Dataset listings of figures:
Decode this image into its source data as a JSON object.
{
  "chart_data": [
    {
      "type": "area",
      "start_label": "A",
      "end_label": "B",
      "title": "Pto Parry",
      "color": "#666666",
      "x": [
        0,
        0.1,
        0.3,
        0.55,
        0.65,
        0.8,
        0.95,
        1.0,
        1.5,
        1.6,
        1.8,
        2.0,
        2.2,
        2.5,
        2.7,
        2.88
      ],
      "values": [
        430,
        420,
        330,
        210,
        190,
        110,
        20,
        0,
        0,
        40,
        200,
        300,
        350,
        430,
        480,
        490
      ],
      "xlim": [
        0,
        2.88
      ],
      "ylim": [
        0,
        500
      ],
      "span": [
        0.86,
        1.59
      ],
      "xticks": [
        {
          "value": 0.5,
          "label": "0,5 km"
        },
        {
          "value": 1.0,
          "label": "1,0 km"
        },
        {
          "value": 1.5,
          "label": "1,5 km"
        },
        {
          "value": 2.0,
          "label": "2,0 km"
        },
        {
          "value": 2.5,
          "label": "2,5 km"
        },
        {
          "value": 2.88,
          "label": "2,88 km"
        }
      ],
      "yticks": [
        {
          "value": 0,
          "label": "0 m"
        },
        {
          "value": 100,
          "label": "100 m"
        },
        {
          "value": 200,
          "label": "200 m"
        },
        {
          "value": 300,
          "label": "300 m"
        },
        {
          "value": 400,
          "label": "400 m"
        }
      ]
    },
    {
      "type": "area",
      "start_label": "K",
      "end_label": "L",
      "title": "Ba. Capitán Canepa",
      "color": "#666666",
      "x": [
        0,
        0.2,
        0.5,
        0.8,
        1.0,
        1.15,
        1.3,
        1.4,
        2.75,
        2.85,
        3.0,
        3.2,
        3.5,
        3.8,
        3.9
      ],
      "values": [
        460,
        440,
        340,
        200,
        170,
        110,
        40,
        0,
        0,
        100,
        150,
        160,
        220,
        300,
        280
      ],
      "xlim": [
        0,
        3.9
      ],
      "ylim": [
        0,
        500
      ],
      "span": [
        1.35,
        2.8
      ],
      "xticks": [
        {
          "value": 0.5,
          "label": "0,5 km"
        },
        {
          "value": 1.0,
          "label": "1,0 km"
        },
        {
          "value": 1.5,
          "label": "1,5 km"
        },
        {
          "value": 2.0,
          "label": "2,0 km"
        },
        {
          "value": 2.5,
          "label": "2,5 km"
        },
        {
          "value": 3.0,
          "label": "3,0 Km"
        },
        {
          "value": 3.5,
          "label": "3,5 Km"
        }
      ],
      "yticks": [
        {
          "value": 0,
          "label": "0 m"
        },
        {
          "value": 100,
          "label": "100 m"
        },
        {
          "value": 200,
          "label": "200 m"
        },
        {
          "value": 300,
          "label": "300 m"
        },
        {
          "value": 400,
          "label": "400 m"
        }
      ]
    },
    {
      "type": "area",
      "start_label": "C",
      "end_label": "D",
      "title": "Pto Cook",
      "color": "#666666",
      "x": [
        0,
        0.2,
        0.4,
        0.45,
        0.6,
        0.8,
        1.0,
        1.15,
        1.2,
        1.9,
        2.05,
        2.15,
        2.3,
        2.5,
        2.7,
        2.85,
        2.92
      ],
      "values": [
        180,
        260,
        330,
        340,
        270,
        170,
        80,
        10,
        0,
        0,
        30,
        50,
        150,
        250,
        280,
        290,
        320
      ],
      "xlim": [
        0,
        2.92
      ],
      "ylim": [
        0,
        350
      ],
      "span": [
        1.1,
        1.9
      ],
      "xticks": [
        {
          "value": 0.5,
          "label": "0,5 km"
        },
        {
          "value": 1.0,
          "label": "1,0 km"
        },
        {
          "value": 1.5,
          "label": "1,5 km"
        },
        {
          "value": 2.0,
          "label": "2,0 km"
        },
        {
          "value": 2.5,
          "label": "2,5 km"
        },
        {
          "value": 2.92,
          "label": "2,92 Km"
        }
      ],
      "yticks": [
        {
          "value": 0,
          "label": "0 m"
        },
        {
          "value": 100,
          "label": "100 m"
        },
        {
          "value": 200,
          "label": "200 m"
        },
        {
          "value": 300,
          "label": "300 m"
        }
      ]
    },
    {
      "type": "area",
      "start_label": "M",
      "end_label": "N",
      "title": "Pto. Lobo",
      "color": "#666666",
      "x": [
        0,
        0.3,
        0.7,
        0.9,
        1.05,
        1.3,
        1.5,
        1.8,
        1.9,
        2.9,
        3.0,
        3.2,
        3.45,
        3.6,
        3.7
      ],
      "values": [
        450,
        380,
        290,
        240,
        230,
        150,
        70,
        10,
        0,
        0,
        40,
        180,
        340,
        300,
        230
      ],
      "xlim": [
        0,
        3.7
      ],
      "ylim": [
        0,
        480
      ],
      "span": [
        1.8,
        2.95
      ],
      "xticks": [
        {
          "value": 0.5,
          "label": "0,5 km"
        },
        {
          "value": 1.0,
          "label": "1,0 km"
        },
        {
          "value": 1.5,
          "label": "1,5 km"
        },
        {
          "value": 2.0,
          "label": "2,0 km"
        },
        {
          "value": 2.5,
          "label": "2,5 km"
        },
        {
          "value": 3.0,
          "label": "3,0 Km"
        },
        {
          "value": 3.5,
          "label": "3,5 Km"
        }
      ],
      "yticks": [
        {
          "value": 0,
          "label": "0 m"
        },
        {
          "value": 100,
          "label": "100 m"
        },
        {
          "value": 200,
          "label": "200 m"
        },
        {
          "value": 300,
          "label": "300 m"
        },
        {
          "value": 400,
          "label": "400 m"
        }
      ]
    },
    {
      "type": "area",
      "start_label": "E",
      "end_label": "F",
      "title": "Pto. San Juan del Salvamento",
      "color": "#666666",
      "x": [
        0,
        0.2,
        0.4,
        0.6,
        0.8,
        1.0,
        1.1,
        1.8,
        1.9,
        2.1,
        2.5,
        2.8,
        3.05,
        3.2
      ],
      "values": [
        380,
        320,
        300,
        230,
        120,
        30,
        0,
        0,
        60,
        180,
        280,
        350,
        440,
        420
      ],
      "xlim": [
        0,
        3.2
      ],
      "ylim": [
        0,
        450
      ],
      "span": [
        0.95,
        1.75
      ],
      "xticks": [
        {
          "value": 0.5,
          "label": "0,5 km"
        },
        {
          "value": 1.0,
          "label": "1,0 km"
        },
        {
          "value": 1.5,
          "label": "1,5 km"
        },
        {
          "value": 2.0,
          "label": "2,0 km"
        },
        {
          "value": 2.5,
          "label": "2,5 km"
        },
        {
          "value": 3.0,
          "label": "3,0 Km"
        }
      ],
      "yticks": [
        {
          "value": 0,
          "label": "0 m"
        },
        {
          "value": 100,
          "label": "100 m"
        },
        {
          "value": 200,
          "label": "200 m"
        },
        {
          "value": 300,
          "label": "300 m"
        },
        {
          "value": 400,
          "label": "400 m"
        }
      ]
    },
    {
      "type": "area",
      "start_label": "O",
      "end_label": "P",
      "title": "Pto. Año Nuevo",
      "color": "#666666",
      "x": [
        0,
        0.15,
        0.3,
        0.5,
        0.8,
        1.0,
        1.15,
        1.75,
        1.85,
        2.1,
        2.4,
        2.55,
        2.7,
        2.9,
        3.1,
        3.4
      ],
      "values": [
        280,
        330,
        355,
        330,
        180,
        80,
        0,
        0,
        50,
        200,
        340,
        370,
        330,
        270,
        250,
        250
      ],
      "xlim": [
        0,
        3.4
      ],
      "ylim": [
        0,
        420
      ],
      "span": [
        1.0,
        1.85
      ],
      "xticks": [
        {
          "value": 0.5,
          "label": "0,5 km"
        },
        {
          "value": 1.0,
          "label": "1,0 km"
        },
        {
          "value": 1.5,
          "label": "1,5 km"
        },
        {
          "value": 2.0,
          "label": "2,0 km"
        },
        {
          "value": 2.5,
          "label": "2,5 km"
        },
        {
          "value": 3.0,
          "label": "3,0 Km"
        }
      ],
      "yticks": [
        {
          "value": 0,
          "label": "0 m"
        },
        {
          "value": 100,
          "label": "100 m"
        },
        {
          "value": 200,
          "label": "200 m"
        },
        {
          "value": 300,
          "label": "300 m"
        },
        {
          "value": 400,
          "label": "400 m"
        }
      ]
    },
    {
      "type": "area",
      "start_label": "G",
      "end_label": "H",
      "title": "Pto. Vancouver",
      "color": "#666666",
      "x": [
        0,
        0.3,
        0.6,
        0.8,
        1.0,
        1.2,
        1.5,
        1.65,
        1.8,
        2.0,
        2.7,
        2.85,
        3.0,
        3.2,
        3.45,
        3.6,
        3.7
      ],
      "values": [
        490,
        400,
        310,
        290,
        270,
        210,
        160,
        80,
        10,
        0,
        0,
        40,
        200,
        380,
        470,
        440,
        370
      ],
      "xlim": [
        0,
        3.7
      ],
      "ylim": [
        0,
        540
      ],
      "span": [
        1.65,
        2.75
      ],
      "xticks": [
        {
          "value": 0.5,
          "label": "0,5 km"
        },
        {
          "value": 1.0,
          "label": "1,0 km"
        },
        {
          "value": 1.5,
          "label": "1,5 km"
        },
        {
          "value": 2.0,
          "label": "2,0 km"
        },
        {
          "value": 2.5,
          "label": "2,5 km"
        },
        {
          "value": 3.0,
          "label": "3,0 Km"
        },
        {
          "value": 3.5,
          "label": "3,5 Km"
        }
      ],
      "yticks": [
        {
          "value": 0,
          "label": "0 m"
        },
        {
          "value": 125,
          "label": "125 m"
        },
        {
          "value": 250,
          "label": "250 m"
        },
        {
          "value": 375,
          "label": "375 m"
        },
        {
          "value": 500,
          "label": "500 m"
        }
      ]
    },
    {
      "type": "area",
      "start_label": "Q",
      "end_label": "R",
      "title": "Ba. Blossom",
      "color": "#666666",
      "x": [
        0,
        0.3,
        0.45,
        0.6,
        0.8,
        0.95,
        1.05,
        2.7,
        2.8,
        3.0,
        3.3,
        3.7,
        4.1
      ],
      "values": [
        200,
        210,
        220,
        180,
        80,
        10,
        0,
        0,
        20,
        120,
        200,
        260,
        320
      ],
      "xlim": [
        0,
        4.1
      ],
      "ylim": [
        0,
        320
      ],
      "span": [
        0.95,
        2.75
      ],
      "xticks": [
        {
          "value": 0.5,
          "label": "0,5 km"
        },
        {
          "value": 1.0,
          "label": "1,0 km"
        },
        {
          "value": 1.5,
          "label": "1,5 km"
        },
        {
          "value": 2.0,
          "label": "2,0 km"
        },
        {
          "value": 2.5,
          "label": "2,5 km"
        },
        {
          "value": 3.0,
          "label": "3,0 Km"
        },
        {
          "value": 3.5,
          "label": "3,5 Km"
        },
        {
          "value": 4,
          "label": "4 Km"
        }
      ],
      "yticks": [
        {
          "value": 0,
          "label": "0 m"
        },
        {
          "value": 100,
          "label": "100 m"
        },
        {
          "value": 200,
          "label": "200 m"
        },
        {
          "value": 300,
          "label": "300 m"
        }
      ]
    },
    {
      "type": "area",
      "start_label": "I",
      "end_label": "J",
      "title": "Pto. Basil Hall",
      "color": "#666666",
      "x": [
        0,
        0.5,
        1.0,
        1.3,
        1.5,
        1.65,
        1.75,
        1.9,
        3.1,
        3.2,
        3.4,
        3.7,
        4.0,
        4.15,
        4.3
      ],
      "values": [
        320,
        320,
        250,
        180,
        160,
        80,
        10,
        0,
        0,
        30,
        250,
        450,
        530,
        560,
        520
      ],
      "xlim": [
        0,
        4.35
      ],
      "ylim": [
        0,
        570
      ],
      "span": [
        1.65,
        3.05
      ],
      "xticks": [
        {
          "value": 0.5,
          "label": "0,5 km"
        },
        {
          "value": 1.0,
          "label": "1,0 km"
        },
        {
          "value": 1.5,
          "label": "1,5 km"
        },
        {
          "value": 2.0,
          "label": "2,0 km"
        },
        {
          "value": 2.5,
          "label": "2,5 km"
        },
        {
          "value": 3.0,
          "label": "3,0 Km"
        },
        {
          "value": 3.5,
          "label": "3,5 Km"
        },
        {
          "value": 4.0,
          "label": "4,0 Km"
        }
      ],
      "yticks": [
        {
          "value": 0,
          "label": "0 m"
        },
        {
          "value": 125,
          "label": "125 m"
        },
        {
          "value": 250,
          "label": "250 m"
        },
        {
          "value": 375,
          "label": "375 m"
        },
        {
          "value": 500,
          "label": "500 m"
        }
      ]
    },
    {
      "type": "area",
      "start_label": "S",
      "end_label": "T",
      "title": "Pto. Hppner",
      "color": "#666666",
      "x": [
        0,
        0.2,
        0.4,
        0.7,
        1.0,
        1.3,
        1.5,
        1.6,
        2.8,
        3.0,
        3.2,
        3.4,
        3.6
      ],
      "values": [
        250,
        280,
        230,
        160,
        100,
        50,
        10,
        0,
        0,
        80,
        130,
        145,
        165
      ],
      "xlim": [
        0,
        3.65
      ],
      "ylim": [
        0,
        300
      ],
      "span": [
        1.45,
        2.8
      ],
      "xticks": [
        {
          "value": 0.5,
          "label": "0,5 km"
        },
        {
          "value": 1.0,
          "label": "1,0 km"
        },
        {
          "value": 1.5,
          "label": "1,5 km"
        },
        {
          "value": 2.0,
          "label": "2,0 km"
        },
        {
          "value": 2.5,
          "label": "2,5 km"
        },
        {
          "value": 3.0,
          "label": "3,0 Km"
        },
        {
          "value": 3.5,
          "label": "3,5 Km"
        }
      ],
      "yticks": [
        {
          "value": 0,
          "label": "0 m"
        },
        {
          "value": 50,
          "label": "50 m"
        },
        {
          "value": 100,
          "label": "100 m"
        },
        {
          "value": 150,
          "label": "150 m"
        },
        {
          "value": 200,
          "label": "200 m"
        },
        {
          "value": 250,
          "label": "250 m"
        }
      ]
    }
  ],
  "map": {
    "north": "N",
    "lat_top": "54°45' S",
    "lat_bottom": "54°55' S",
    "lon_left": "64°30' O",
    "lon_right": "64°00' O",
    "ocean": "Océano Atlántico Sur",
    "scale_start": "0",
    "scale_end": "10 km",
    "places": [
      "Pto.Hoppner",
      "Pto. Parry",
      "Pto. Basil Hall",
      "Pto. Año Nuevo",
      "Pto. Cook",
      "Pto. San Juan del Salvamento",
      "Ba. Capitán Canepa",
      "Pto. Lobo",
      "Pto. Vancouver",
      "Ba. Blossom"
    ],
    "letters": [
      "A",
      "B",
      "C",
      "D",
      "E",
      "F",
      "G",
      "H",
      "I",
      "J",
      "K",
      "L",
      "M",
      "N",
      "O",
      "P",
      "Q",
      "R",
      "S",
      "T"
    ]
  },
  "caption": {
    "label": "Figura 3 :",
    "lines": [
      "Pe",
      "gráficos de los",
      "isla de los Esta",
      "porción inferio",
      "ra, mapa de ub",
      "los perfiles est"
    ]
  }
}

## EXERCISE DIRECTIONS
Of the lines in the entries above, how many include "Juan"? Only the number should be given.

## COMPLETE RESPONSE
2